[Input material start]

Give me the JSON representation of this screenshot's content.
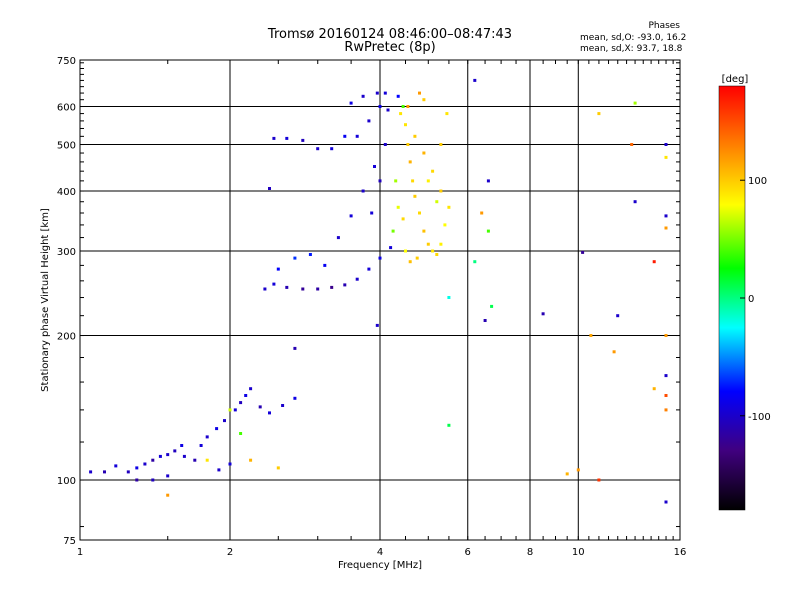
{
  "header": {
    "title": "Tromsø 20160124 08:46:00–08:47:43",
    "subtitle": "RwPretec (8p)"
  },
  "phase_box": {
    "heading": "Phases",
    "line1": "mean, sd,O: -93.0, 16.2",
    "line2": "mean, sd,X:  93.7, 18.8"
  },
  "colorbar": {
    "label": "[deg]",
    "ticks": [
      "100",
      "0",
      "-100"
    ],
    "tick_values": [
      100,
      0,
      -100
    ],
    "range": [
      -180,
      180
    ],
    "colors": [
      "#000000",
      "#40007f",
      "#0000ff",
      "#00ffff",
      "#00ff00",
      "#ffff00",
      "#ff8000",
      "#ff0000"
    ]
  },
  "chart_data": {
    "type": "scatter",
    "title": "Tromsø 20160124 08:46:00–08:47:43",
    "subtitle": "RwPretec (8p)",
    "xlabel": "Frequency [MHz]",
    "ylabel": "Stationary phase Virtual Height [km]",
    "xscale": "log2",
    "yscale": "log",
    "xlim": [
      1,
      16
    ],
    "ylim": [
      75,
      750
    ],
    "xticks": [
      1,
      2,
      4,
      6,
      8,
      10,
      16
    ],
    "xtick_labels": [
      "1",
      "2",
      "4",
      "6",
      "8",
      "10",
      "16"
    ],
    "yticks": [
      75,
      100,
      200,
      300,
      400,
      500,
      600,
      750
    ],
    "ytick_labels": [
      "75",
      "100",
      "200",
      "300",
      "400",
      "500",
      "600",
      "750"
    ],
    "grid": true,
    "series": [
      {
        "name": "O-mode",
        "color_phase_deg": -93.0,
        "points": [
          [
            1.05,
            104,
            -100
          ],
          [
            1.12,
            104,
            -110
          ],
          [
            1.18,
            107,
            -95
          ],
          [
            1.25,
            104,
            -105
          ],
          [
            1.3,
            106,
            -90
          ],
          [
            1.35,
            108,
            -100
          ],
          [
            1.4,
            110,
            -115
          ],
          [
            1.45,
            112,
            -95
          ],
          [
            1.5,
            113,
            -100
          ],
          [
            1.55,
            115,
            -105
          ],
          [
            1.6,
            118,
            -90
          ],
          [
            1.62,
            112,
            -100
          ],
          [
            1.7,
            110,
            -110
          ],
          [
            1.75,
            118,
            -95
          ],
          [
            1.8,
            123,
            -100
          ],
          [
            1.88,
            128,
            -90
          ],
          [
            1.95,
            133,
            -100
          ],
          [
            2.05,
            140,
            -95
          ],
          [
            2.1,
            145,
            -105
          ],
          [
            2.15,
            150,
            -90
          ],
          [
            2.2,
            155,
            -100
          ],
          [
            2.3,
            142,
            -110
          ],
          [
            2.4,
            138,
            -95
          ],
          [
            2.55,
            143,
            -100
          ],
          [
            2.7,
            148,
            -90
          ],
          [
            1.9,
            105,
            -100
          ],
          [
            2.0,
            108,
            -95
          ],
          [
            1.4,
            100,
            -105
          ],
          [
            1.5,
            102,
            -100
          ],
          [
            1.3,
            100,
            -115
          ],
          [
            2.35,
            250,
            -100
          ],
          [
            2.45,
            256,
            -95
          ],
          [
            2.6,
            252,
            -110
          ],
          [
            2.8,
            250,
            -120
          ],
          [
            3.0,
            250,
            -115
          ],
          [
            3.2,
            252,
            -125
          ],
          [
            3.4,
            255,
            -110
          ],
          [
            3.6,
            262,
            -100
          ],
          [
            3.8,
            275,
            -95
          ],
          [
            4.0,
            290,
            -90
          ],
          [
            4.2,
            305,
            -95
          ],
          [
            2.5,
            275,
            -80
          ],
          [
            2.7,
            290,
            -70
          ],
          [
            2.9,
            295,
            -75
          ],
          [
            3.1,
            280,
            -85
          ],
          [
            3.3,
            320,
            -100
          ],
          [
            3.5,
            355,
            -95
          ],
          [
            3.7,
            400,
            -100
          ],
          [
            3.9,
            450,
            -95
          ],
          [
            4.1,
            500,
            -100
          ],
          [
            3.6,
            520,
            -95
          ],
          [
            3.8,
            560,
            -100
          ],
          [
            4.0,
            600,
            -90
          ],
          [
            3.4,
            520,
            -85
          ],
          [
            3.2,
            490,
            -95
          ],
          [
            3.0,
            490,
            -100
          ],
          [
            2.8,
            510,
            -105
          ],
          [
            2.6,
            515,
            -95
          ],
          [
            2.45,
            515,
            -100
          ],
          [
            3.95,
            640,
            -100
          ],
          [
            4.1,
            640,
            -95
          ],
          [
            3.7,
            630,
            -100
          ],
          [
            3.5,
            610,
            -90
          ],
          [
            4.15,
            590,
            -100
          ],
          [
            4.0,
            420,
            -105
          ],
          [
            3.85,
            360,
            -95
          ],
          [
            2.4,
            405,
            -105
          ],
          [
            3.95,
            210,
            -100
          ],
          [
            6.5,
            215,
            -110
          ],
          [
            8.5,
            222,
            -110
          ],
          [
            6.2,
            680,
            -100
          ],
          [
            6.6,
            420,
            -100
          ],
          [
            15,
            500,
            -100
          ],
          [
            15,
            90,
            -100
          ],
          [
            15,
            355,
            -100
          ],
          [
            15,
            165,
            -100
          ],
          [
            12,
            220,
            -100
          ],
          [
            10.2,
            298,
            -120
          ],
          [
            13,
            380,
            -100
          ],
          [
            2.7,
            188,
            -110
          ]
        ]
      },
      {
        "name": "X-mode",
        "color_phase_deg": 93.7,
        "points": [
          [
            4.35,
            630,
            -80
          ],
          [
            4.45,
            600,
            40
          ],
          [
            4.5,
            550,
            90
          ],
          [
            4.55,
            500,
            100
          ],
          [
            4.6,
            460,
            110
          ],
          [
            4.65,
            420,
            95
          ],
          [
            4.7,
            390,
            100
          ],
          [
            4.8,
            360,
            95
          ],
          [
            4.9,
            330,
            105
          ],
          [
            5.0,
            310,
            100
          ],
          [
            5.1,
            300,
            90
          ],
          [
            5.2,
            295,
            95
          ],
          [
            5.3,
            310,
            85
          ],
          [
            5.4,
            340,
            80
          ],
          [
            5.5,
            370,
            90
          ],
          [
            5.3,
            400,
            100
          ],
          [
            5.1,
            440,
            95
          ],
          [
            4.9,
            480,
            110
          ],
          [
            4.7,
            520,
            100
          ],
          [
            4.55,
            600,
            120
          ],
          [
            4.4,
            580,
            90
          ],
          [
            4.3,
            420,
            60
          ],
          [
            4.25,
            330,
            50
          ],
          [
            4.5,
            300,
            80
          ],
          [
            4.6,
            285,
            105
          ],
          [
            4.75,
            290,
            100
          ],
          [
            4.45,
            350,
            95
          ],
          [
            4.35,
            370,
            75
          ],
          [
            5.0,
            420,
            85
          ],
          [
            5.2,
            380,
            70
          ],
          [
            4.8,
            640,
            120
          ],
          [
            5.3,
            500,
            100
          ],
          [
            5.45,
            580,
            90
          ],
          [
            6.6,
            330,
            40
          ],
          [
            6.7,
            230,
            10
          ],
          [
            5.5,
            240,
            -20
          ],
          [
            6.4,
            360,
            120
          ],
          [
            6.2,
            285,
            0
          ],
          [
            10,
            105,
            120
          ],
          [
            9.5,
            103,
            110
          ],
          [
            11,
            100,
            160
          ],
          [
            10.6,
            200,
            115
          ],
          [
            11.8,
            185,
            120
          ],
          [
            13,
            610,
            60
          ],
          [
            14.2,
            285,
            170
          ],
          [
            15,
            470,
            90
          ],
          [
            15,
            335,
            120
          ],
          [
            15,
            150,
            150
          ],
          [
            14.2,
            155,
            110
          ],
          [
            15,
            140,
            130
          ],
          [
            15,
            200,
            120
          ],
          [
            12.8,
            500,
            140
          ],
          [
            11,
            580,
            100
          ],
          [
            2.0,
            140,
            70
          ],
          [
            2.1,
            125,
            40
          ],
          [
            1.8,
            110,
            90
          ],
          [
            1.5,
            93,
            120
          ],
          [
            2.5,
            106,
            100
          ],
          [
            2.2,
            110,
            110
          ],
          [
            5.5,
            130,
            10
          ],
          [
            4.9,
            620,
            100
          ]
        ]
      }
    ]
  }
}
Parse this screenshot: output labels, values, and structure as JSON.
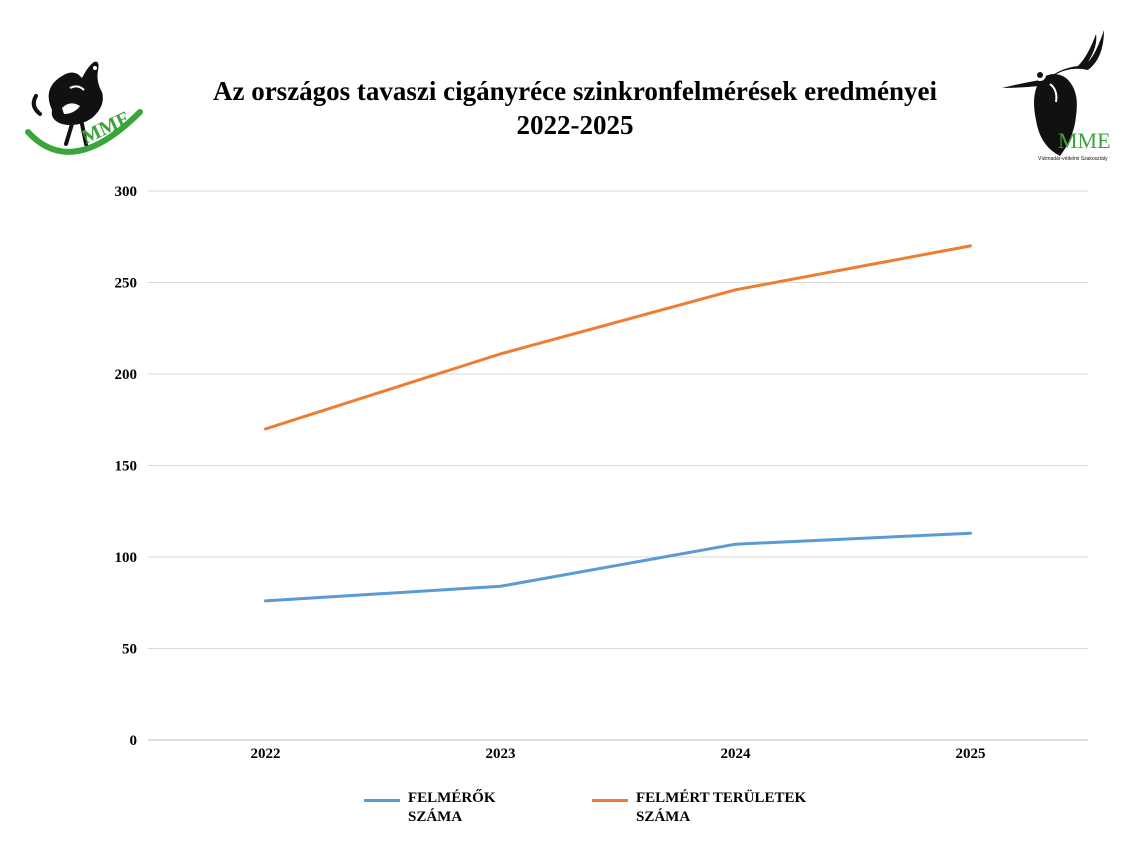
{
  "header": {
    "title_line1": "Az országos tavaszi cigányréce szinkronfelmérések eredményei",
    "title_line2": "2022-2025"
  },
  "logos": {
    "left_text": "MME",
    "right_text": "MME",
    "right_subtext": "Vízimadár-védelmi Szakosztály"
  },
  "colors": {
    "series1": "#5b9bd5",
    "series2": "#ed7d31",
    "grid": "#d9d9d9",
    "logo_green": "#3aa53a"
  },
  "chart_data": {
    "type": "line",
    "title": "Az országos tavaszi cigányréce szinkronfelmérések eredményei 2022-2025",
    "categories": [
      "2022",
      "2023",
      "2024",
      "2025"
    ],
    "series": [
      {
        "name": "FELMÉRŐK SZÁMA",
        "values": [
          76,
          84,
          107,
          113
        ]
      },
      {
        "name": "FELMÉRT TERÜLETEK SZÁMA",
        "values": [
          170,
          211,
          246,
          270
        ]
      }
    ],
    "ylim": [
      0,
      300
    ],
    "yticks": [
      0,
      50,
      100,
      150,
      200,
      250,
      300
    ],
    "grid": true,
    "legend_position": "bottom"
  },
  "legend": {
    "items": [
      {
        "label_line1": "FELMÉRŐK",
        "label_line2": "SZÁMA"
      },
      {
        "label_line1": "FELMÉRT TERÜLETEK",
        "label_line2": "SZÁMA"
      }
    ]
  }
}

[Input material end]

* [Set task] Copy each line of the preceding data that contains the string "cigányréce".

* [Output below]
    "title_line1": "Az országos tavaszi cigányréce szinkronfelmérések eredményei",
    "title": "Az országos tavaszi cigányréce szinkronfelmérések eredményei 2022-2025",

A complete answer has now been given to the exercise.